* Start TASK INPUTS *

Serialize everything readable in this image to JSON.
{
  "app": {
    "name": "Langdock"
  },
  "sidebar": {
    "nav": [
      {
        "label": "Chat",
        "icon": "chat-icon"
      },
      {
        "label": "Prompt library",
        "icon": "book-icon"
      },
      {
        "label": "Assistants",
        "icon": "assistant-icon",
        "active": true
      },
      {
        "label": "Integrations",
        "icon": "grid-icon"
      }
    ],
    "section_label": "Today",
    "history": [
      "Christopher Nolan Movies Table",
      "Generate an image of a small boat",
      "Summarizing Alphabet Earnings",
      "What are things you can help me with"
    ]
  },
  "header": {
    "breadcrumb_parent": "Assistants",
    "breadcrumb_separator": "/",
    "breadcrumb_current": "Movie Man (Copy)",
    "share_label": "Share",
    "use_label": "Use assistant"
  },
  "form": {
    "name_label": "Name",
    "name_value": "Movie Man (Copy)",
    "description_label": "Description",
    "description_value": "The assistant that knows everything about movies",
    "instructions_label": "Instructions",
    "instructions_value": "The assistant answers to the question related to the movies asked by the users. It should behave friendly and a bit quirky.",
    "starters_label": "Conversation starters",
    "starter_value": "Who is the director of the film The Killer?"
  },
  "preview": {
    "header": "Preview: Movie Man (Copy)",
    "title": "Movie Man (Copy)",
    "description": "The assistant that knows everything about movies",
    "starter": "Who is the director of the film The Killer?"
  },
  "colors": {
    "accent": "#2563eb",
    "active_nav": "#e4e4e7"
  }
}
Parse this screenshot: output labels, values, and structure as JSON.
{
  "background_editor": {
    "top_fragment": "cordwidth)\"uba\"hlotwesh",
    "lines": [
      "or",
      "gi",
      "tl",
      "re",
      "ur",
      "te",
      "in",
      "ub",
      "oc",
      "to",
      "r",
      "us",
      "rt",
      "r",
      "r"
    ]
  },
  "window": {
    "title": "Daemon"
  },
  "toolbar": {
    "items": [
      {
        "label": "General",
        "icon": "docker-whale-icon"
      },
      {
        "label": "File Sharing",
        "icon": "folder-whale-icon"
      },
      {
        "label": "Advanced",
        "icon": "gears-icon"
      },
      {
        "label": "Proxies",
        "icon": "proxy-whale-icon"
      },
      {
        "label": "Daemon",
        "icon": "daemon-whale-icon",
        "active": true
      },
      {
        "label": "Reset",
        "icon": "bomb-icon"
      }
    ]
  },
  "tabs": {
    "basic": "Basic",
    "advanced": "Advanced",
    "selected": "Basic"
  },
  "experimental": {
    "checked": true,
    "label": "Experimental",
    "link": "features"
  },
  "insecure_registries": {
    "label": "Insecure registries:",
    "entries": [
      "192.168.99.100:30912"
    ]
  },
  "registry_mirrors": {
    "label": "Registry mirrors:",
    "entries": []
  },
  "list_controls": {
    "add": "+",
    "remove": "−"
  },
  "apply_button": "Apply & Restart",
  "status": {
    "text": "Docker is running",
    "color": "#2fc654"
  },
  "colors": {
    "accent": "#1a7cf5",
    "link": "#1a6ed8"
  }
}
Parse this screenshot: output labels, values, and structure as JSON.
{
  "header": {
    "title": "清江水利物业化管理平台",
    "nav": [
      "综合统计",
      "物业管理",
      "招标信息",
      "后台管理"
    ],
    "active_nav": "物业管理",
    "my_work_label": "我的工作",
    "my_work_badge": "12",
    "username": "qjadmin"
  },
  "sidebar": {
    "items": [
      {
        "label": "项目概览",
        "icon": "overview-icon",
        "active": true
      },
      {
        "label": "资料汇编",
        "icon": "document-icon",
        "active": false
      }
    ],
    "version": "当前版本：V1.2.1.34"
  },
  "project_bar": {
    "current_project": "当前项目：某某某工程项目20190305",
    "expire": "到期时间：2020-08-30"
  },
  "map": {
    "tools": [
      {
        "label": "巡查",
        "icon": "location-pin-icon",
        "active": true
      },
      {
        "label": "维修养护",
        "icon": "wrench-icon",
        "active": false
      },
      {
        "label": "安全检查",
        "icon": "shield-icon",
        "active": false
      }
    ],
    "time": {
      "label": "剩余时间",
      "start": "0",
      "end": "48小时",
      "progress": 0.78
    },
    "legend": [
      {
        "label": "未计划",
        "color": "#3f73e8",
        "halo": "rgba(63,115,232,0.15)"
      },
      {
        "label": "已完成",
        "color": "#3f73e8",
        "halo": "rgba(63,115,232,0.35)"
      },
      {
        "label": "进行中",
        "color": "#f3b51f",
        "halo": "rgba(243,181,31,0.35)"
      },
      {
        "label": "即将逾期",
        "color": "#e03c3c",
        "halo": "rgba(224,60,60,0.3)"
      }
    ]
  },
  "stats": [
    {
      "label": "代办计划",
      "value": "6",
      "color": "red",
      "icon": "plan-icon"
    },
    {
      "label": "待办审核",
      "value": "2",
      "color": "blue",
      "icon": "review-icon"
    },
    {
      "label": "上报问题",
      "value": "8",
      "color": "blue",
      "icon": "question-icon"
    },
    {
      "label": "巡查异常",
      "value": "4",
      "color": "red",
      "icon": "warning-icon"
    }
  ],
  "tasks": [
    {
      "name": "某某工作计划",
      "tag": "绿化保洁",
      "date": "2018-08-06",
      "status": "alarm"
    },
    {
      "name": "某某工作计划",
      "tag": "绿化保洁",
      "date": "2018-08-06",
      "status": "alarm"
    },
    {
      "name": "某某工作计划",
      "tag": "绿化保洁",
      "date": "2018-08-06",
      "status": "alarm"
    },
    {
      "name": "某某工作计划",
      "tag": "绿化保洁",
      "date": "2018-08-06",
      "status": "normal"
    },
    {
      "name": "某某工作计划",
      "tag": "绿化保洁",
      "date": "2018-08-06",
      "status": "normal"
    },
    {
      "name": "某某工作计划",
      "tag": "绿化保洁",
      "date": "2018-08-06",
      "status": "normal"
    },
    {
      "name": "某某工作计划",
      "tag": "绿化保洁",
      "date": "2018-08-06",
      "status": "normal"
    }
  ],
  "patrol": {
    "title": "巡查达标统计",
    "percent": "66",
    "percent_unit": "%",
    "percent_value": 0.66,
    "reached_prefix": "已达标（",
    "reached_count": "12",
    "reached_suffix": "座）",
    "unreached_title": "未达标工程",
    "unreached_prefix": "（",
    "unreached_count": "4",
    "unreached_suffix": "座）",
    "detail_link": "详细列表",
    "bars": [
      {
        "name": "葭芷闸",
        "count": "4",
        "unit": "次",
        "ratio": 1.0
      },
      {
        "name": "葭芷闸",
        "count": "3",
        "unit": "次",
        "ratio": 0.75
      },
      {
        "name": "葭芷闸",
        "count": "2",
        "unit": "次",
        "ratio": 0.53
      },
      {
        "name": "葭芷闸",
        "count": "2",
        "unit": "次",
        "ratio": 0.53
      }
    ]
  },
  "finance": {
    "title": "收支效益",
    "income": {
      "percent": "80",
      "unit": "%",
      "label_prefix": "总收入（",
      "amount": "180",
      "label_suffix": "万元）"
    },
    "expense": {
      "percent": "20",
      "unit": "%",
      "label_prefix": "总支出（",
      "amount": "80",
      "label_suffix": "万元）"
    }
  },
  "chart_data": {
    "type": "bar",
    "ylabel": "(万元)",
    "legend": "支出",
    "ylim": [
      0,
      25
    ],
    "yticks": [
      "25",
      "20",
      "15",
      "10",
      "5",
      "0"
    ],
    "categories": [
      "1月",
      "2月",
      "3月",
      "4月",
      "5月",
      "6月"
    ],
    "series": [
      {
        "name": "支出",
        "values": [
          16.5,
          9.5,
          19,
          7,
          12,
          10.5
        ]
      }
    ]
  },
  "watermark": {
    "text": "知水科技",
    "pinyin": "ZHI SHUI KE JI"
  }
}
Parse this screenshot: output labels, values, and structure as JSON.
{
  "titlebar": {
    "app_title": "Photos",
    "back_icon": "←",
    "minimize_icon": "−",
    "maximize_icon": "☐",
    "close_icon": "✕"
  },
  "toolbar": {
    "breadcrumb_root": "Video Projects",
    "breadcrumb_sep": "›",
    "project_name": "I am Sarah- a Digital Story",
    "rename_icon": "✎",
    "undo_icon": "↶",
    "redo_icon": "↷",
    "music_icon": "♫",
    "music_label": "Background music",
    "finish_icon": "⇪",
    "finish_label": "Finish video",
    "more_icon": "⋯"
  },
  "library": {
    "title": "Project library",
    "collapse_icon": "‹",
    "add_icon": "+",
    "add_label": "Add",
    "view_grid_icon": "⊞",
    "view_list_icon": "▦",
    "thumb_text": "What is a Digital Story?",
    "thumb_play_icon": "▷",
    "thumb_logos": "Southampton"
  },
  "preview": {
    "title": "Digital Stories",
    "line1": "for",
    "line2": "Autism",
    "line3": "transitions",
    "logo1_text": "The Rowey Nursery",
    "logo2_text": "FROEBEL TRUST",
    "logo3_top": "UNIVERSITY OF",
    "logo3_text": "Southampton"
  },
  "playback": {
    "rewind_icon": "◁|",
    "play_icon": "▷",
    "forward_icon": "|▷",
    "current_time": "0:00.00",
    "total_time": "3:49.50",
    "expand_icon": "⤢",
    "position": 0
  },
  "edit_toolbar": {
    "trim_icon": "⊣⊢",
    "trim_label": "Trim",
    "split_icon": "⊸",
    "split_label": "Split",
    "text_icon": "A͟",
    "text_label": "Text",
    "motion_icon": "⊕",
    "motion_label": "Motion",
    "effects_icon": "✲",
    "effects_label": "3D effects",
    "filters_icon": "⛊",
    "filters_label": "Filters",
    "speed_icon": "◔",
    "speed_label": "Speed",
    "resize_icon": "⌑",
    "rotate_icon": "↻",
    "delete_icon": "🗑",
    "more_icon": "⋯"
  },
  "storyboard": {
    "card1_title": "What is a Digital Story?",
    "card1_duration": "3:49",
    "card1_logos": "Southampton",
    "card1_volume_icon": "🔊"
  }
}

* End TASK INPUTS *

STATED TASK: Each line holding "image" must be found and copied.

FINISHED EXERCISE:
Serialize everything readable in this image to JSON.
      "Generate an image of a small boat",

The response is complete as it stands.